Within the listing below, locate all lines containing the word "xlabel". Copy each one.

Figure record extracts
**********

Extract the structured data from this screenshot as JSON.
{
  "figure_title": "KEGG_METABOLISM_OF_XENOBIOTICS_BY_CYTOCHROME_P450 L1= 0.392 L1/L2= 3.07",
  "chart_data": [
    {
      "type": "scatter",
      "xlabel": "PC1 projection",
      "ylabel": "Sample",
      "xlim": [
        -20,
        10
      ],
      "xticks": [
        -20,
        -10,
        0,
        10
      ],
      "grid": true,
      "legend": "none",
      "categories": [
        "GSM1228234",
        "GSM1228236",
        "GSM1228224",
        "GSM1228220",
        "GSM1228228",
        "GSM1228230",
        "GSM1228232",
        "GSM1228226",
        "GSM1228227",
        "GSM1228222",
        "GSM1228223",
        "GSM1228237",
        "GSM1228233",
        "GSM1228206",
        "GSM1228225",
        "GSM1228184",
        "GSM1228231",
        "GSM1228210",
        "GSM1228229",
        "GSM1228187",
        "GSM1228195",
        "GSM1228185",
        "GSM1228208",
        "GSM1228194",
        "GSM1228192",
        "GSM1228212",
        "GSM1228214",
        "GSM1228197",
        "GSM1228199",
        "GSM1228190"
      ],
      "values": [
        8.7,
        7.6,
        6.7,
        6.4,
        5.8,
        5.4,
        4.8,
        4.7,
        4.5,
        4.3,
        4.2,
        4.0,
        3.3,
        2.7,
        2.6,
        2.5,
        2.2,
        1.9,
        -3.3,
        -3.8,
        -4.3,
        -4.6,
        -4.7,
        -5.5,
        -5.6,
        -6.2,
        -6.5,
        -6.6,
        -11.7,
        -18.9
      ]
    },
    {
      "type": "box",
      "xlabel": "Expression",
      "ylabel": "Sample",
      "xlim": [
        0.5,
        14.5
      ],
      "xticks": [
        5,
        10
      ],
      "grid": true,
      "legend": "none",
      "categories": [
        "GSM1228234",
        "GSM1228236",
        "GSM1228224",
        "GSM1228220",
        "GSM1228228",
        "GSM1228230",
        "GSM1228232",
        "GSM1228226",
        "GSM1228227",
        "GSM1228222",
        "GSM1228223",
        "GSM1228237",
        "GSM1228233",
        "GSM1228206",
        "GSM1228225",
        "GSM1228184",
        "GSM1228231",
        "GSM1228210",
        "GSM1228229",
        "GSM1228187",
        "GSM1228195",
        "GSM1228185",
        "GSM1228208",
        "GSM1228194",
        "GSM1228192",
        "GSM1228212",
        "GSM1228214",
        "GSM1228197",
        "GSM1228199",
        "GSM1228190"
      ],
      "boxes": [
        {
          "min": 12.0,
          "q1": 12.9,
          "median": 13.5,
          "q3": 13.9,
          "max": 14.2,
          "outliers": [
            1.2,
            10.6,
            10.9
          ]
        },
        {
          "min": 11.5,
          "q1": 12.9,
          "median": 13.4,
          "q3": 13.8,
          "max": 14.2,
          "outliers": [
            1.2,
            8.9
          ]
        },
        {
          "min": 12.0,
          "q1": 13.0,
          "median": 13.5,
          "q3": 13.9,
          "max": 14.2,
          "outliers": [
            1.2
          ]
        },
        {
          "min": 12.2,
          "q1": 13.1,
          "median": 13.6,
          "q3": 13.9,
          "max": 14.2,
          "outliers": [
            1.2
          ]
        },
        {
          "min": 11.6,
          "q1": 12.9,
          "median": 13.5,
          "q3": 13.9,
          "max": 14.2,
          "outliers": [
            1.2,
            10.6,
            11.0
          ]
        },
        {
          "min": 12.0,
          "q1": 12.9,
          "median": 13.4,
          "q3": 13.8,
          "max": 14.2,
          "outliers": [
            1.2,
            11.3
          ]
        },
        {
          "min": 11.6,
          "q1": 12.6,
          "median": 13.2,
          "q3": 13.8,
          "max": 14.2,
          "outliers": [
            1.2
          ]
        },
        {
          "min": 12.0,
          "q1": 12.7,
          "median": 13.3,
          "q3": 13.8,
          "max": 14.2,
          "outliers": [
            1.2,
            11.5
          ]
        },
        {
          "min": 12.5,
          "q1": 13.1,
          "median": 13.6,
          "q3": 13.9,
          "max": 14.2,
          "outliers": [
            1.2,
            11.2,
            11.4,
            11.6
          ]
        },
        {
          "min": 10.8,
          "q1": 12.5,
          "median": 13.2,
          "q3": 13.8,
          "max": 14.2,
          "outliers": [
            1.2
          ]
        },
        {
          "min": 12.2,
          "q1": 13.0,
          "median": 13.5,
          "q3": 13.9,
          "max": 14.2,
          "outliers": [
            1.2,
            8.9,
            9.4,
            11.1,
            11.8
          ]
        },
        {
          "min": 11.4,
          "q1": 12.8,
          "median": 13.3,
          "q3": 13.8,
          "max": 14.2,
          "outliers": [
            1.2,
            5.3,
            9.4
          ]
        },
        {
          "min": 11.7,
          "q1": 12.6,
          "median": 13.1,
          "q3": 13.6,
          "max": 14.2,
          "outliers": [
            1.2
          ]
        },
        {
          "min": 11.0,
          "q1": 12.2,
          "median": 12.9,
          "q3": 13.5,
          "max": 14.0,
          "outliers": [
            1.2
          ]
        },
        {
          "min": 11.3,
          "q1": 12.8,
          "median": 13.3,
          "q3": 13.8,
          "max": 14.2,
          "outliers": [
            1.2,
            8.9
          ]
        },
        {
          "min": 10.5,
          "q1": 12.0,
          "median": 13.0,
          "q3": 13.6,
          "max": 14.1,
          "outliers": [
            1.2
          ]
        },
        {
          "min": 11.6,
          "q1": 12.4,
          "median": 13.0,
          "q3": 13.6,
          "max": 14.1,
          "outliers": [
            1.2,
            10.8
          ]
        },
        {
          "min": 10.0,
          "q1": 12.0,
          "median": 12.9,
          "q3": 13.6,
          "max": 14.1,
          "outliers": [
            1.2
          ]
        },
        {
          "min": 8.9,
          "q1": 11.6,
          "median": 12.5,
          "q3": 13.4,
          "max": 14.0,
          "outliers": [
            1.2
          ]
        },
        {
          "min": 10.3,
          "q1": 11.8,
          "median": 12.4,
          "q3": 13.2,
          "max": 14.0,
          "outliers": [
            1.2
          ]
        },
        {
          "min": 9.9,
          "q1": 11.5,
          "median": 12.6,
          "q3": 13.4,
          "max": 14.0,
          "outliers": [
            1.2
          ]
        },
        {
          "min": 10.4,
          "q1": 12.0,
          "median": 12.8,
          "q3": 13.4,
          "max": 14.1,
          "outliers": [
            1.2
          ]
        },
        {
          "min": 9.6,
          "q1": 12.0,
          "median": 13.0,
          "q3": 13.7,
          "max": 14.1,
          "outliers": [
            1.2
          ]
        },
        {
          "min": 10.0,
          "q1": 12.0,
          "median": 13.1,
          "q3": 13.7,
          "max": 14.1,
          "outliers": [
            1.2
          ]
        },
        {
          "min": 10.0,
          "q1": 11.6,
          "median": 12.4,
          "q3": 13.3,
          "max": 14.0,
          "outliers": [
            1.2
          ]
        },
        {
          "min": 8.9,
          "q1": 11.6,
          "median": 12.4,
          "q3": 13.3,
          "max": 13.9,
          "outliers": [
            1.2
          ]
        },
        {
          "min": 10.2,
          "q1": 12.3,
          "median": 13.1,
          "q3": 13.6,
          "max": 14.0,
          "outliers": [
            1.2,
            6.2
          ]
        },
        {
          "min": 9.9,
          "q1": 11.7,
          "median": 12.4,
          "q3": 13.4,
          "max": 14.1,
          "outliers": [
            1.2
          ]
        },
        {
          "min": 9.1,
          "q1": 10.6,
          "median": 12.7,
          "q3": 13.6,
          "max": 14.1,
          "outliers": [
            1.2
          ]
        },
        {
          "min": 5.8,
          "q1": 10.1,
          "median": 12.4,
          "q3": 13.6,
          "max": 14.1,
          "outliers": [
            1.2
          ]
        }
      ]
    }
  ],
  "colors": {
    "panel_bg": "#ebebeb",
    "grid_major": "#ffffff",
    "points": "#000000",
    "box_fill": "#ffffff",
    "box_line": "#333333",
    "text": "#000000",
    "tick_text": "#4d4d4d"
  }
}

**********

### WRITTEN ANSWER
      "xlabel": "PC1 projection",
      "xlabel": "Expression",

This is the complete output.